INPUT MATERIAL.
>> start
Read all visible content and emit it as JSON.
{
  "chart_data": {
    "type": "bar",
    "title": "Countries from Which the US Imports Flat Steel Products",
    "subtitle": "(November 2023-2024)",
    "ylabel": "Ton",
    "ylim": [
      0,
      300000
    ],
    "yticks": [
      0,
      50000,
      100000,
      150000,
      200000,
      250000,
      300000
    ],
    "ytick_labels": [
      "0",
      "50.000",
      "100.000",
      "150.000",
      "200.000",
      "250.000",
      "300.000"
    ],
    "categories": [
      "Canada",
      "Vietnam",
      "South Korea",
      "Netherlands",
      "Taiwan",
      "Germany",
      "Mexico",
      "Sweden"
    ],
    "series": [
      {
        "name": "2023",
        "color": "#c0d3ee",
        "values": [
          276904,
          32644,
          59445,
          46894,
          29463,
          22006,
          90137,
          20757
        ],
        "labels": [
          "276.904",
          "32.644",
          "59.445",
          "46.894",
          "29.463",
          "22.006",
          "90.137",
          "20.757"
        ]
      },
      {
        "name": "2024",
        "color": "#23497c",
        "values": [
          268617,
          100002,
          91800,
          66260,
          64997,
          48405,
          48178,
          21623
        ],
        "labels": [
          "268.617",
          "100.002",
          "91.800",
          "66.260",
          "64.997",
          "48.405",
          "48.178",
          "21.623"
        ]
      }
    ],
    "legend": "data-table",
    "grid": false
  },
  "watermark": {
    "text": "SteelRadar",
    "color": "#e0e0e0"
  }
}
>> end
WHAT IS NEEDED. Retype the whole listing, matching it exactly.

OUTPUT.
Read all visible content and emit it as JSON.
{
  "chart_data": {
    "type": "bar",
    "title": "Countries from Which the US Imports Flat Steel Products",
    "subtitle": "(November 2023-2024)",
    "ylabel": "Ton",
    "ylim": [
      0,
      300000
    ],
    "yticks": [
      0,
      50000,
      100000,
      150000,
      200000,
      250000,
      300000
    ],
    "ytick_labels": [
      "0",
      "50.000",
      "100.000",
      "150.000",
      "200.000",
      "250.000",
      "300.000"
    ],
    "categories": [
      "Canada",
      "Vietnam",
      "South Korea",
      "Netherlands",
      "Taiwan",
      "Germany",
      "Mexico",
      "Sweden"
    ],
    "series": [
      {
        "name": "2023",
        "color": "#c0d3ee",
        "values": [
          276904,
          32644,
          59445,
          46894,
          29463,
          22006,
          90137,
          20757
        ],
        "labels": [
          "276.904",
          "32.644",
          "59.445",
          "46.894",
          "29.463",
          "22.006",
          "90.137",
          "20.757"
        ]
      },
      {
        "name": "2024",
        "color": "#23497c",
        "values": [
          268617,
          100002,
          91800,
          66260,
          64997,
          48405,
          48178,
          21623
        ],
        "labels": [
          "268.617",
          "100.002",
          "91.800",
          "66.260",
          "64.997",
          "48.405",
          "48.178",
          "21.623"
        ]
      }
    ],
    "legend": "data-table",
    "grid": false
  },
  "watermark": {
    "text": "SteelRadar",
    "color": "#e0e0e0"
  }
}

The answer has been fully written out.